[STATED GOAL] Render the part of the data below that opens with the line containing "search-date: 06/15/13: [164, 348, 184, 354]" and closes with the line containing "search-button[interactable]: Search: [328, 202, 414, 224]" as a Markdown table with two columns, Row and Line. Number each line in order and leave out any blank lines.

[GIVEN RECORDS]

╔══

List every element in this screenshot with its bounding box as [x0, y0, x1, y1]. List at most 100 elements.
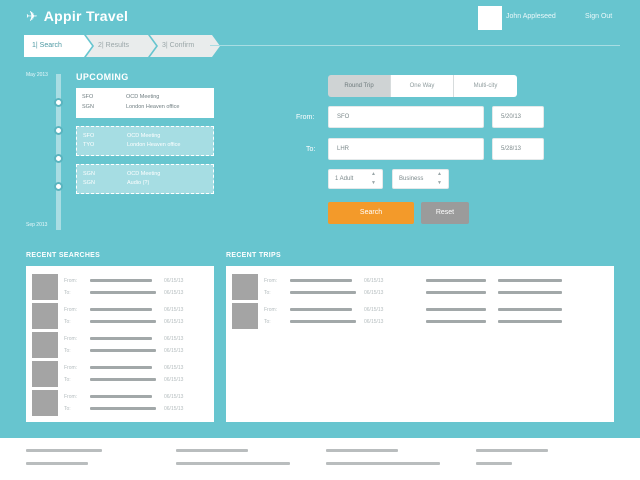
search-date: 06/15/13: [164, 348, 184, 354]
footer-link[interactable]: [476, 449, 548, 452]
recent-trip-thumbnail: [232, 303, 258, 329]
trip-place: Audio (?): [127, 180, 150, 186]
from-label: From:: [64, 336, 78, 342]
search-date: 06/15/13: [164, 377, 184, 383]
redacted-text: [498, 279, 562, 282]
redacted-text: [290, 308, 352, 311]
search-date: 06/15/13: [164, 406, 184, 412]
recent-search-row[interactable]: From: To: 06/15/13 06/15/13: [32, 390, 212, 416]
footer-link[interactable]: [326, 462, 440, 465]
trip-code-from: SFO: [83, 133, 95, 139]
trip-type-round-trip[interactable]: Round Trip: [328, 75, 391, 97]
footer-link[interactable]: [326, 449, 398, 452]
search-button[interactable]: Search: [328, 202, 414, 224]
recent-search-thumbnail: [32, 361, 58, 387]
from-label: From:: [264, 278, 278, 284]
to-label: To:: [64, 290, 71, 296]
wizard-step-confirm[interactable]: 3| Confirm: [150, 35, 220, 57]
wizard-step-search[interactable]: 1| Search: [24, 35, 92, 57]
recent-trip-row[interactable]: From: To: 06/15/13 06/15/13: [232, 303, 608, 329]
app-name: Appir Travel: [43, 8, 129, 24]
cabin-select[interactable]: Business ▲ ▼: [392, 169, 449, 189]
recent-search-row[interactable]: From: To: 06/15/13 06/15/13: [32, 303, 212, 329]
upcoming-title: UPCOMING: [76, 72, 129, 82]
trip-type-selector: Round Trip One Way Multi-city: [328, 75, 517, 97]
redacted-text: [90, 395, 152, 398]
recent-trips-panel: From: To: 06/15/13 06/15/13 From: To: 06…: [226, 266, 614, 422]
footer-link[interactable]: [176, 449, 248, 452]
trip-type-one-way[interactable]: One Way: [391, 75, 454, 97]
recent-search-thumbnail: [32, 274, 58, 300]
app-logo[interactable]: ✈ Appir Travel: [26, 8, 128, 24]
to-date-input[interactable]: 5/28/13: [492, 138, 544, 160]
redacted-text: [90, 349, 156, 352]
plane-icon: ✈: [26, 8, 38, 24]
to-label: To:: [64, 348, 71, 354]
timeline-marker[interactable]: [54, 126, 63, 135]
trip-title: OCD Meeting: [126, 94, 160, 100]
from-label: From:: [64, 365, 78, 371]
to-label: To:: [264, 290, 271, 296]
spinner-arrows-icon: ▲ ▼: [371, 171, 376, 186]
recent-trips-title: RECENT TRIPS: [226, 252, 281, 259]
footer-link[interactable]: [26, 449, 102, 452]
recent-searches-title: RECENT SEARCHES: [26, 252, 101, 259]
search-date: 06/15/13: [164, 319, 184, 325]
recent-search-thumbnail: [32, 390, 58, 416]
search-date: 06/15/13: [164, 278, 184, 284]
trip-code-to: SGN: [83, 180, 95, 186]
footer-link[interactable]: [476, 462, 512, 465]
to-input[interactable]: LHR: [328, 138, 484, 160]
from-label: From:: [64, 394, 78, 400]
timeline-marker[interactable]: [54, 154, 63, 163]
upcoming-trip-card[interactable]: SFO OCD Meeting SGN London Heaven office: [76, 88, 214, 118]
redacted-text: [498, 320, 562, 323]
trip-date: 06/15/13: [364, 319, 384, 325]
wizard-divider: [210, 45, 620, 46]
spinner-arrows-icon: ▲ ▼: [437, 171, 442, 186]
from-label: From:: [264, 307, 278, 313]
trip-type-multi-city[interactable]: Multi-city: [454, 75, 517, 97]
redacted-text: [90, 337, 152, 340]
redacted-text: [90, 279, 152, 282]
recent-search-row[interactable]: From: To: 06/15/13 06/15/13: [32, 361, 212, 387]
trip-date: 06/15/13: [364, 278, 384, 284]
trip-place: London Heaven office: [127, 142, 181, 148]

╚══

[FULL RESPONSE]
| Row | Line |
|---|---|
| 1 | search-date: 06/15/13: [164, 348, 184, 354] |
| 2 | footer-link[interactable]: [476, 449, 548, 452] |
| 3 | recent-trip-thumbnail: [232, 303, 258, 329] |
| 4 | trip-place: Audio (?): [127, 180, 150, 186] |
| 5 | from-label: From:: [64, 336, 78, 342] |
| 6 | search-date: 06/15/13: [164, 377, 184, 383] |
| 7 | redacted-text: [498, 279, 562, 282] |
| 8 | redacted-text: [290, 308, 352, 311] |
| 9 | search-date: 06/15/13: [164, 406, 184, 412] |
| 10 | recent-search-row[interactable]: From: To: 06/15/13 06/15/13: [32, 390, 212, 416] |
| 11 | footer-link[interactable]: [326, 462, 440, 465] |
| 12 | trip-code-from: SFO: [83, 133, 95, 139] |
| 13 | trip-type-round-trip[interactable]: Round Trip: [328, 75, 391, 97] |
| 14 | footer-link[interactable]: [326, 449, 398, 452] |
| 15 | search-button[interactable]: Search: [328, 202, 414, 224] |